• [Instructions for the task]
Reproduce the records exactly.

[Collected data entries]
:::

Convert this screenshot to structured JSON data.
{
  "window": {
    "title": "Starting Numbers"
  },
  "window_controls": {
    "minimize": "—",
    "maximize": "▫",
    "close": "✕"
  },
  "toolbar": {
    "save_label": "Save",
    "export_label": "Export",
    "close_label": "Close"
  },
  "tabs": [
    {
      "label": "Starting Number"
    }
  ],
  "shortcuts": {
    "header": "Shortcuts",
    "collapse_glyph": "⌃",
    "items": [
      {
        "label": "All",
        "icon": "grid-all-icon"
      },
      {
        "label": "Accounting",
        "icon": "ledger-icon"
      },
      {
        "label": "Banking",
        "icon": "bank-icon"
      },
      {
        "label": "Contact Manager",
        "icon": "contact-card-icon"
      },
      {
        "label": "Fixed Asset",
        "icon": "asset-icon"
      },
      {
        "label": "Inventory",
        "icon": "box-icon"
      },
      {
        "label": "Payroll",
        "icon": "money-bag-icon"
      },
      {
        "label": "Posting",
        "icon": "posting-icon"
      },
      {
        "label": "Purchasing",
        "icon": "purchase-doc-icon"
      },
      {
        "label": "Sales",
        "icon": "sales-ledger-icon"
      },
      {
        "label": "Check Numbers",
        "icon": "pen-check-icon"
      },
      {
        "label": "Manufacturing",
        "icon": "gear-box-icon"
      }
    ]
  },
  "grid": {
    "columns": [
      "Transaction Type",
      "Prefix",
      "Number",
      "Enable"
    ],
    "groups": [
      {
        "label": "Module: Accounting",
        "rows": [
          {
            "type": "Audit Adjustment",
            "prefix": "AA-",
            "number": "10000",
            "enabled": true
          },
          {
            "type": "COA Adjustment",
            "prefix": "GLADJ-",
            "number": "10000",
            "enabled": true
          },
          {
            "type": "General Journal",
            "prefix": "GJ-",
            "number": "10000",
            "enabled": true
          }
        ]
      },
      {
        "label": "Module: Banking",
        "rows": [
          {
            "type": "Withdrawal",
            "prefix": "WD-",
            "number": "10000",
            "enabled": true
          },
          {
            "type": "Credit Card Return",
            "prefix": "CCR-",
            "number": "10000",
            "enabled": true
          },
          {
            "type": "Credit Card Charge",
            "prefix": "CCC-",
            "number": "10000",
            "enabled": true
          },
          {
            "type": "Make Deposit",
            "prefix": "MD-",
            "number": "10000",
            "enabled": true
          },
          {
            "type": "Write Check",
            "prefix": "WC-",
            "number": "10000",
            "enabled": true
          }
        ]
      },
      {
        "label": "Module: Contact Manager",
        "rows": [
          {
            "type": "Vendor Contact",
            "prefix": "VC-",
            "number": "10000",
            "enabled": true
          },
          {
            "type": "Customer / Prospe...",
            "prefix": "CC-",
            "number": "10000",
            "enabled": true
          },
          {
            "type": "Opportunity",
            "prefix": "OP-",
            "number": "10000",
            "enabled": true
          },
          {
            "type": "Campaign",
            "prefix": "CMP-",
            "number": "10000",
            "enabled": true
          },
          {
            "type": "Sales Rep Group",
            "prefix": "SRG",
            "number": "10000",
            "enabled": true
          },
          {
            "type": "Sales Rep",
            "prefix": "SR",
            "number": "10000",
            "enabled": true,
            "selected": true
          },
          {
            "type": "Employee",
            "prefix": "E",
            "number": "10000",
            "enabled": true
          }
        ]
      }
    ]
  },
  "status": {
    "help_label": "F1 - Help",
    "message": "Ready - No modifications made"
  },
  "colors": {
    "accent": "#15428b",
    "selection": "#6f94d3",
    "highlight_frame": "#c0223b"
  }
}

:::

• [The completed task]
Convert this screenshot to structured JSON data.
{
  "window": {
    "title": "Starting Numbers"
  },
  "window_controls": {
    "minimize": "—",
    "maximize": "▫",
    "close": "✕"
  },
  "toolbar": {
    "save_label": "Save",
    "export_label": "Export",
    "close_label": "Close"
  },
  "tabs": [
    {
      "label": "Starting Number"
    }
  ],
  "shortcuts": {
    "header": "Shortcuts",
    "collapse_glyph": "⌃",
    "items": [
      {
        "label": "All",
        "icon": "grid-all-icon"
      },
      {
        "label": "Accounting",
        "icon": "ledger-icon"
      },
      {
        "label": "Banking",
        "icon": "bank-icon"
      },
      {
        "label": "Contact Manager",
        "icon": "contact-card-icon"
      },
      {
        "label": "Fixed Asset",
        "icon": "asset-icon"
      },
      {
        "label": "Inventory",
        "icon": "box-icon"
      },
      {
        "label": "Payroll",
        "icon": "money-bag-icon"
      },
      {
        "label": "Posting",
        "icon": "posting-icon"
      },
      {
        "label": "Purchasing",
        "icon": "purchase-doc-icon"
      },
      {
        "label": "Sales",
        "icon": "sales-ledger-icon"
      },
      {
        "label": "Check Numbers",
        "icon": "pen-check-icon"
      },
      {
        "label": "Manufacturing",
        "icon": "gear-box-icon"
      }
    ]
  },
  "grid": {
    "columns": [
      "Transaction Type",
      "Prefix",
      "Number",
      "Enable"
    ],
    "groups": [
      {
        "label": "Module: Accounting",
        "rows": [
          {
            "type": "Audit Adjustment",
            "prefix": "AA-",
            "number": "10000",
            "enabled": true
          },
          {
            "type": "COA Adjustment",
            "prefix": "GLADJ-",
            "number": "10000",
            "enabled": true
          },
          {
            "type": "General Journal",
            "prefix": "GJ-",
            "number": "10000",
            "enabled": true
          }
        ]
      },
      {
        "label": "Module: Banking",
        "rows": [
          {
            "type": "Withdrawal",
            "prefix": "WD-",
            "number": "10000",
            "enabled": true
          },
          {
            "type": "Credit Card Return",
            "prefix": "CCR-",
            "number": "10000",
            "enabled": true
          },
          {
            "type": "Credit Card Charge",
            "prefix": "CCC-",
            "number": "10000",
            "enabled": true
          },
          {
            "type": "Make Deposit",
            "prefix": "MD-",
            "number": "10000",
            "enabled": true
          },
          {
            "type": "Write Check",
            "prefix": "WC-",
            "number": "10000",
            "enabled": true
          }
        ]
      },
      {
        "label": "Module: Contact Manager",
        "rows": [
          {
            "type": "Vendor Contact",
            "prefix": "VC-",
            "number": "10000",
            "enabled": true
          },
          {
            "type": "Customer / Prospe...",
            "prefix": "CC-",
            "number": "10000",
            "enabled": true
          },
          {
            "type": "Opportunity",
            "prefix": "OP-",
            "number": "10000",
            "enabled": true
          },
          {
            "type": "Campaign",
            "prefix": "CMP-",
            "number": "10000",
            "enabled": true
          },
          {
            "type": "Sales Rep Group",
            "prefix": "SRG",
            "number": "10000",
            "enabled": true
          },
          {
            "type": "Sales Rep",
            "prefix": "SR",
            "number": "10000",
            "enabled": true,
            "selected": true
          },
          {
            "type": "Employee",
            "prefix": "E",
            "number": "10000",
            "enabled": true
          }
        ]
      }
    ]
  },
  "status": {
    "help_label": "F1 - Help",
    "message": "Ready - No modifications made"
  },
  "colors": {
    "accent": "#15428b",
    "selection": "#6f94d3",
    "highlight_frame": "#c0223b"
  }
}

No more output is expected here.